Given request:
Copy out all lines where "background" appears.
* * * * * * *
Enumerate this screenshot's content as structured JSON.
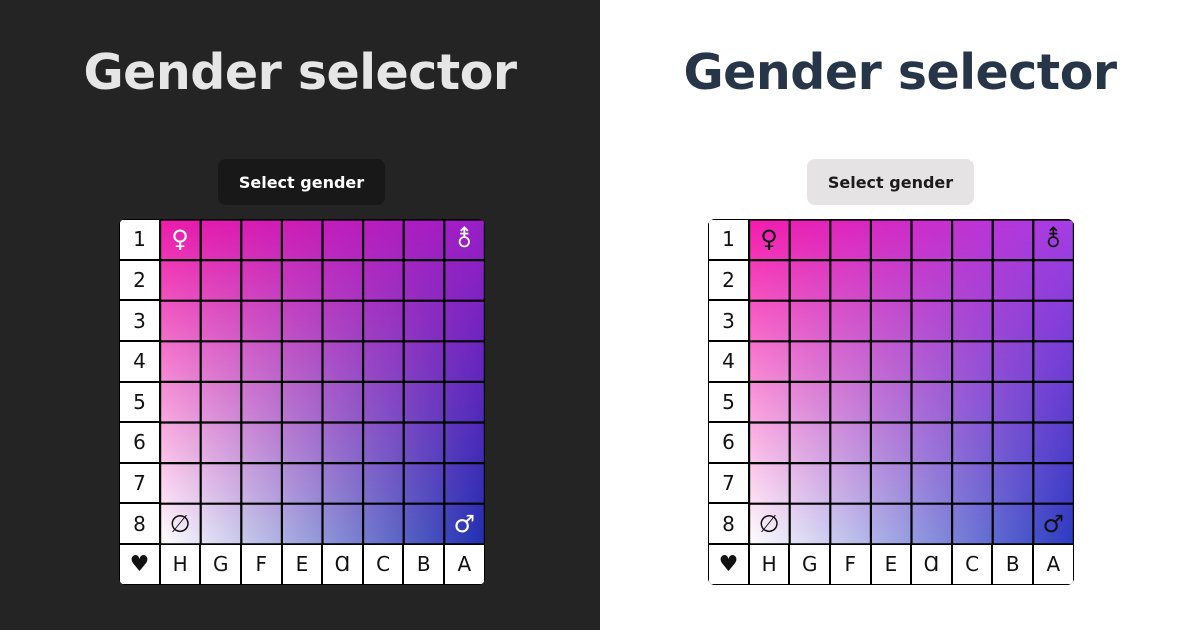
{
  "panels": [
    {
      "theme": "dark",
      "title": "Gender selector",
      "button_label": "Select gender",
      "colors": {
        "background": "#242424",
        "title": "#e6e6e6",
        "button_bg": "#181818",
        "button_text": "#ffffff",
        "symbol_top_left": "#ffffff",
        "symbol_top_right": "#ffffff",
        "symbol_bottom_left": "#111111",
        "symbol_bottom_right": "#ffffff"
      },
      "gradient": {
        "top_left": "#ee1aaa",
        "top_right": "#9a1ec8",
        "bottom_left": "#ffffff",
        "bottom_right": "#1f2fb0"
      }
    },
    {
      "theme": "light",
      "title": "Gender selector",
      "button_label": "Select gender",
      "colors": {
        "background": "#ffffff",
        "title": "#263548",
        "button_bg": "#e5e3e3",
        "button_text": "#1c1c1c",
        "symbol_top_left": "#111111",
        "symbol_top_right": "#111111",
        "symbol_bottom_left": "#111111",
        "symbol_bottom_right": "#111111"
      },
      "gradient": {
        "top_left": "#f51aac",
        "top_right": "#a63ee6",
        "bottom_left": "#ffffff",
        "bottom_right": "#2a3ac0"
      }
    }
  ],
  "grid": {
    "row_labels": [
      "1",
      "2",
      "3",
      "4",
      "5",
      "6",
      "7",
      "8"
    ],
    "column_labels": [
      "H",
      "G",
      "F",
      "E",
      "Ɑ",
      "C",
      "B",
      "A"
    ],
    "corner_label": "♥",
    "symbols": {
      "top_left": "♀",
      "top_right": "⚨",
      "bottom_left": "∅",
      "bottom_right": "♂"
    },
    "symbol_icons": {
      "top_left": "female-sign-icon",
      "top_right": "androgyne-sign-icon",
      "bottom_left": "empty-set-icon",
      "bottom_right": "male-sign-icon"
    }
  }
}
* * * * * * *
Exercise answer:
        "background": "#242424",
        "background": "#ffffff",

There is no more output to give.